= Task goal =
From the listing below, extract every line in which the word "Prawns" appears.

= Records supplied =
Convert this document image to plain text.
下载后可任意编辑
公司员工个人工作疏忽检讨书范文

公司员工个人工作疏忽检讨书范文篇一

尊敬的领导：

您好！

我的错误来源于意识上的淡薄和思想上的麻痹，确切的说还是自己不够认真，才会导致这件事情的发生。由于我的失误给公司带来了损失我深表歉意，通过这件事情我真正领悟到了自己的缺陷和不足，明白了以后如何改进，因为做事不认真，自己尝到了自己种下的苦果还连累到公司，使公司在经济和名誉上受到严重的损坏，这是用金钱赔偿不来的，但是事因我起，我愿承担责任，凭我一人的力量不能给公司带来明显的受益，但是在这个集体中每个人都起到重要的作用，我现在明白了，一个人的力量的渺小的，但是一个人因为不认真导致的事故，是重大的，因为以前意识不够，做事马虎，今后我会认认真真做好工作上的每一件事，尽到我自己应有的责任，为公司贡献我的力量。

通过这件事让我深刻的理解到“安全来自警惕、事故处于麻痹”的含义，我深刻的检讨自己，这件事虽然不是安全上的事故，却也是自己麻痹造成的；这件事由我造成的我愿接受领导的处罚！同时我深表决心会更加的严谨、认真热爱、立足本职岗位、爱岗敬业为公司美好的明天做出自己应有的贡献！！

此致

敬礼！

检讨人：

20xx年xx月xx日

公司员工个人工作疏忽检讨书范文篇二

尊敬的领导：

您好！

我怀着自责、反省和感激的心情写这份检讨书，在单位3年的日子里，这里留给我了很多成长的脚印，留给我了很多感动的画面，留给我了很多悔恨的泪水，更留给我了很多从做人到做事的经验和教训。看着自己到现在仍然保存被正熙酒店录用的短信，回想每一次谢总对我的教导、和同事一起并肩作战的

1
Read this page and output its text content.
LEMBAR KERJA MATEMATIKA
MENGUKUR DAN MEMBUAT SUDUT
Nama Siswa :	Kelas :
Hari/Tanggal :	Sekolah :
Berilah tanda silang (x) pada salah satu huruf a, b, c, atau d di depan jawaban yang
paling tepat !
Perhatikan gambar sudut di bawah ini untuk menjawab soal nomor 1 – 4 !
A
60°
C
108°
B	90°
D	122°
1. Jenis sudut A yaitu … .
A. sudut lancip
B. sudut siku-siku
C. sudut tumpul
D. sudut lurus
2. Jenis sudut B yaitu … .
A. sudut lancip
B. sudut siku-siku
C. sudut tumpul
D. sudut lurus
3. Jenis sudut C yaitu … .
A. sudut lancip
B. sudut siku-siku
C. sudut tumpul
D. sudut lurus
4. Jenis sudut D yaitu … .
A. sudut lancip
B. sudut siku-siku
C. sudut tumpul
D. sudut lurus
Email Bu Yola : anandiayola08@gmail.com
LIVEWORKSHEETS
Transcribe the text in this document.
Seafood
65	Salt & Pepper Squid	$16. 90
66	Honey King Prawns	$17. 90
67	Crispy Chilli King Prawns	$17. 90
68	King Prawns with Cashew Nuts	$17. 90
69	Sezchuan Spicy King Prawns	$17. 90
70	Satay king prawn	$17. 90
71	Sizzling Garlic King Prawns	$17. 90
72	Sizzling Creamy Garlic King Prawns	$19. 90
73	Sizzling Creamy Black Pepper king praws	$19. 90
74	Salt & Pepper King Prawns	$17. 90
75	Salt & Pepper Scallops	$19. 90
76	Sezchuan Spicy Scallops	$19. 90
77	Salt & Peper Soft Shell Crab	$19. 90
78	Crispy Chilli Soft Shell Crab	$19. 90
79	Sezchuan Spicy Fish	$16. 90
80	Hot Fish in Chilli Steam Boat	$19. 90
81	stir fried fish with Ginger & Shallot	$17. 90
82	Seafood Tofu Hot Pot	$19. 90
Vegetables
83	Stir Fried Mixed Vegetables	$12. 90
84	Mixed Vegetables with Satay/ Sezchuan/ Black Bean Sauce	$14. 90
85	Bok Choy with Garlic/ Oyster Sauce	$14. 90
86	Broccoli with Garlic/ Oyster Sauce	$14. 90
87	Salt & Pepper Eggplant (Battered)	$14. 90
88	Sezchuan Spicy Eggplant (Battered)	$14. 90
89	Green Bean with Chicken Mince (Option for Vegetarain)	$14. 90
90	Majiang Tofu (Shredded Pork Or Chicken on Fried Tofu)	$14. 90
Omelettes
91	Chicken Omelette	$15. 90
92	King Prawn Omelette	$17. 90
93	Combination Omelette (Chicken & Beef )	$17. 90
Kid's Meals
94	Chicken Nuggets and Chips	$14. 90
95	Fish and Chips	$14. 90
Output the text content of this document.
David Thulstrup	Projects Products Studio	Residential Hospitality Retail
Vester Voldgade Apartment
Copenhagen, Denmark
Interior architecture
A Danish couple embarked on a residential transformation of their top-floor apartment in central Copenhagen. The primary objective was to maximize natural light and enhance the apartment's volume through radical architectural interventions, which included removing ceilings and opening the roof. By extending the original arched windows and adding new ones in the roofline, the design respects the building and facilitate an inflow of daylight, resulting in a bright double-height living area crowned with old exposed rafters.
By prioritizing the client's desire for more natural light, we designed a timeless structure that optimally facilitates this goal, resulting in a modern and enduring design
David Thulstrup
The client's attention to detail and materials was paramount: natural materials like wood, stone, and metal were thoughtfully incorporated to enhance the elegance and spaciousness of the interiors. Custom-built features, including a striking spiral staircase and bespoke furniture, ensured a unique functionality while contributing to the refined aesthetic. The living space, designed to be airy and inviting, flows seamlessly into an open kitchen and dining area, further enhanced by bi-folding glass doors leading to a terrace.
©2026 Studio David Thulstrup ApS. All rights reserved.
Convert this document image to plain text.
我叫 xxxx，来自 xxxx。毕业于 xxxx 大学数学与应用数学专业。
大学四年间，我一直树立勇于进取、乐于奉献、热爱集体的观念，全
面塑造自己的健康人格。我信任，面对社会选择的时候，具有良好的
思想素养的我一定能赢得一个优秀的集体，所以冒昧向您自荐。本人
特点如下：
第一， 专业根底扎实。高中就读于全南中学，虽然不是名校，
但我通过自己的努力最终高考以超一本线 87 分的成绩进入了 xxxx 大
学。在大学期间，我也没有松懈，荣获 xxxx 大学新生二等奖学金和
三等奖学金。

= Output =
66	Honey King Prawns	$17. 90
67	Crispy Chilli King Prawns	$17. 90
68	King Prawns with Cashew Nuts	$17. 90
69	Sezchuan Spicy King Prawns	$17. 90
71	Sizzling Garlic King Prawns	$17. 90
72	Sizzling Creamy Garlic King Prawns	$19. 90
74	Salt & Pepper King Prawns	$17. 90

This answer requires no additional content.